▶ **Problem to work on**:
Extract every line of the material that holds the string "Pfarrkirche".

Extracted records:
..............................

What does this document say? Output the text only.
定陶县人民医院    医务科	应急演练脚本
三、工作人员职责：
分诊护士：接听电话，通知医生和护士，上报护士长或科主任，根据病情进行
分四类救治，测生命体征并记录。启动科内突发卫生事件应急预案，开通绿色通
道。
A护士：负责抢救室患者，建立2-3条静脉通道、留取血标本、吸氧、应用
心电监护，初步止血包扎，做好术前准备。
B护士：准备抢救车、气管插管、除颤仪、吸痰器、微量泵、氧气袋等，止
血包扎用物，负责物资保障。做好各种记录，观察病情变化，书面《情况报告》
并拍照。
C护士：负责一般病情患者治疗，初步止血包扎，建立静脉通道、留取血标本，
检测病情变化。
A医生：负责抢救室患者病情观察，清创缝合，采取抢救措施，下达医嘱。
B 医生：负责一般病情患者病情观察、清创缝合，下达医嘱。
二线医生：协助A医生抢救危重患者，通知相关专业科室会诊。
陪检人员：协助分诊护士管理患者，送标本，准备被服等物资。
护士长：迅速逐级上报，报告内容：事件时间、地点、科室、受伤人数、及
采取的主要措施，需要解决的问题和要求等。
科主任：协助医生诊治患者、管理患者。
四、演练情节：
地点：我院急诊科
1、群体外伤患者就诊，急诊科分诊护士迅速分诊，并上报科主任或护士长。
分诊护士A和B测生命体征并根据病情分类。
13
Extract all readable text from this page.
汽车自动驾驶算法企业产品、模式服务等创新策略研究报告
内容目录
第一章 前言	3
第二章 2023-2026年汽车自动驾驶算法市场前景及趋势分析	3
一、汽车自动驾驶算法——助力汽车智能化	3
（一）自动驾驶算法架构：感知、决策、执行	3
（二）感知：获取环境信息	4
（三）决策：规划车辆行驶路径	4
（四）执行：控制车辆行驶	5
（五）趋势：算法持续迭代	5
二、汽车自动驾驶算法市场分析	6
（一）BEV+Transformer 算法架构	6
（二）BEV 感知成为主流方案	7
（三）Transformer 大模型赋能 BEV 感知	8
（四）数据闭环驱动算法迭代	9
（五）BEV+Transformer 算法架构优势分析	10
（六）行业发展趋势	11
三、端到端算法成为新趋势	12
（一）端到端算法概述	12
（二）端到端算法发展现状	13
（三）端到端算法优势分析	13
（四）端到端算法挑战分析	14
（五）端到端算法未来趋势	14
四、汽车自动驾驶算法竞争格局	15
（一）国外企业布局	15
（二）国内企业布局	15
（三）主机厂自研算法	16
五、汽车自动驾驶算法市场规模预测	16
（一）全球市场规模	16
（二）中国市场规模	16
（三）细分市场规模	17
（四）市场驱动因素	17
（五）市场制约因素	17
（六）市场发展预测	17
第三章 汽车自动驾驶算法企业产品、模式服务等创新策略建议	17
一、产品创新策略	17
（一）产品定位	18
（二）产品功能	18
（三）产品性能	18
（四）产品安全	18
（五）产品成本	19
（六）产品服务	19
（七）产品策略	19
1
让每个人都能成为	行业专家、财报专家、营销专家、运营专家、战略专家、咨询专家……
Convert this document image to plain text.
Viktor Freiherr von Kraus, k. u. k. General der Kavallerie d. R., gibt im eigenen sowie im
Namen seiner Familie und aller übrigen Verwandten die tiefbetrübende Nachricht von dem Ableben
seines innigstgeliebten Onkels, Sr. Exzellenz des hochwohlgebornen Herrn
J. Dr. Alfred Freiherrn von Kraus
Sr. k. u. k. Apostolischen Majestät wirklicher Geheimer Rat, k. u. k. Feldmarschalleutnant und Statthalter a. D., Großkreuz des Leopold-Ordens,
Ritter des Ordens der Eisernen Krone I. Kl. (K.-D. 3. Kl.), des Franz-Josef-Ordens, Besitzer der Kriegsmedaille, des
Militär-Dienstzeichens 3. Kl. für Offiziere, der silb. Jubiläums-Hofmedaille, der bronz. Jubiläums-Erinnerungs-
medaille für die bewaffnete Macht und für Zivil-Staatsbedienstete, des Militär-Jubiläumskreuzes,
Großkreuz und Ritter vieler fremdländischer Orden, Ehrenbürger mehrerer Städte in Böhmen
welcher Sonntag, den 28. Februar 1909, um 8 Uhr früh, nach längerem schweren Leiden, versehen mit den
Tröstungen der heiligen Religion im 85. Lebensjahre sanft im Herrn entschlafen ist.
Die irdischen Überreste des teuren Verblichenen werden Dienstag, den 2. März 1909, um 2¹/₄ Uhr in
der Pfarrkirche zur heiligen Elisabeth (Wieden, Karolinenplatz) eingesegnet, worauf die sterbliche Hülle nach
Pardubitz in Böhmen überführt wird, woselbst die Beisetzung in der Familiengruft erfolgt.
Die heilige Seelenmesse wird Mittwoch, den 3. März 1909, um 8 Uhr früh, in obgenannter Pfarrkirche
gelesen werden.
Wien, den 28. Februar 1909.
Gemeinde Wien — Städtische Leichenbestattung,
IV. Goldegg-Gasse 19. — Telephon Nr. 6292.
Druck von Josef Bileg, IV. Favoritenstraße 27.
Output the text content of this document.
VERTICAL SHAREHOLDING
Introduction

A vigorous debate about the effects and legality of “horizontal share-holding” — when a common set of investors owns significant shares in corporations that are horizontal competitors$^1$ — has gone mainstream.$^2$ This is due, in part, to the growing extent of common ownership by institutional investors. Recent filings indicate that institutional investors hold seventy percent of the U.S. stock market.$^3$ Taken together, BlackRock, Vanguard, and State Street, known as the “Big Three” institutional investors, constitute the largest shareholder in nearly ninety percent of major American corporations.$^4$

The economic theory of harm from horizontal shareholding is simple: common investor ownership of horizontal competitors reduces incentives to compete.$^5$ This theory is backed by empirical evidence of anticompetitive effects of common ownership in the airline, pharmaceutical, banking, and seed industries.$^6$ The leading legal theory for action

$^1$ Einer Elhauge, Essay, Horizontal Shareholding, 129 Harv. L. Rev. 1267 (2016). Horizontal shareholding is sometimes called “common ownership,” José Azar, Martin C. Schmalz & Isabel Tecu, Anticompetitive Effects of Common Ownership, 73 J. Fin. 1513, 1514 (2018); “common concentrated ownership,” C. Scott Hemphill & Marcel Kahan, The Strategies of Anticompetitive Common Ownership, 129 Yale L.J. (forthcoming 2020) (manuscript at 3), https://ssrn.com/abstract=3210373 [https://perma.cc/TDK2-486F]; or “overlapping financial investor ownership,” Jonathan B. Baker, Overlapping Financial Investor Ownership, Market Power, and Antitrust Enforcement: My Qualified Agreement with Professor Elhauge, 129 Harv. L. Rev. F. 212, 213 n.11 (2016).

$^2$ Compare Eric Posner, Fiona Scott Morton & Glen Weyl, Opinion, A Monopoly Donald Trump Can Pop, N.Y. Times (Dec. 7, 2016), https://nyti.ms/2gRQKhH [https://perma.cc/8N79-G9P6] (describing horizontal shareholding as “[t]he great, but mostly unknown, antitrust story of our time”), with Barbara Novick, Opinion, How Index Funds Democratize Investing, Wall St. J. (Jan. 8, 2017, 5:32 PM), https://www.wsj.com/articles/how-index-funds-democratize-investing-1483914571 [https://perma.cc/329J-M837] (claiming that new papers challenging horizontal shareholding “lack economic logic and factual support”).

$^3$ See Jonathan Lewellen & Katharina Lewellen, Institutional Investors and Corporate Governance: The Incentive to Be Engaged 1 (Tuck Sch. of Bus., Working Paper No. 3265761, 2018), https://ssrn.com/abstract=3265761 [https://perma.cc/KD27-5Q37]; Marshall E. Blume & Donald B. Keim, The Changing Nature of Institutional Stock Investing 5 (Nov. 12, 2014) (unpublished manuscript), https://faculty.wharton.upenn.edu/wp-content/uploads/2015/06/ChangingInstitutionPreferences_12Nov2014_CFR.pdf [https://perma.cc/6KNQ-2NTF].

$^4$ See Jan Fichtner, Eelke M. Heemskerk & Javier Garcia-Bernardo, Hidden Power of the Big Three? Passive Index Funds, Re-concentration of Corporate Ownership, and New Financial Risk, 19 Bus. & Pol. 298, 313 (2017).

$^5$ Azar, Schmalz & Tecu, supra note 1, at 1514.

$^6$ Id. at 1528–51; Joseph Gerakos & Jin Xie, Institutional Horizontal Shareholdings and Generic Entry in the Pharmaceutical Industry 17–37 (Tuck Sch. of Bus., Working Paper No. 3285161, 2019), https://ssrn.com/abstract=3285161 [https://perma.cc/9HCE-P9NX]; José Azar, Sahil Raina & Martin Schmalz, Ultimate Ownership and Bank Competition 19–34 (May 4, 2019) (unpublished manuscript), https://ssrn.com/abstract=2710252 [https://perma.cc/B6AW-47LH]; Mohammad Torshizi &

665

..............................

▶ **Answer below**:
der Pfarrkirche zur heiligen Elisabeth (Wieden, Karolinenplatz) eingesegnet, worauf die sterbliche Hülle nach
Die heilige Seelenmesse wird Mittwoch, den 3. März 1909, um 8 Uhr früh, in obgenannter Pfarrkirche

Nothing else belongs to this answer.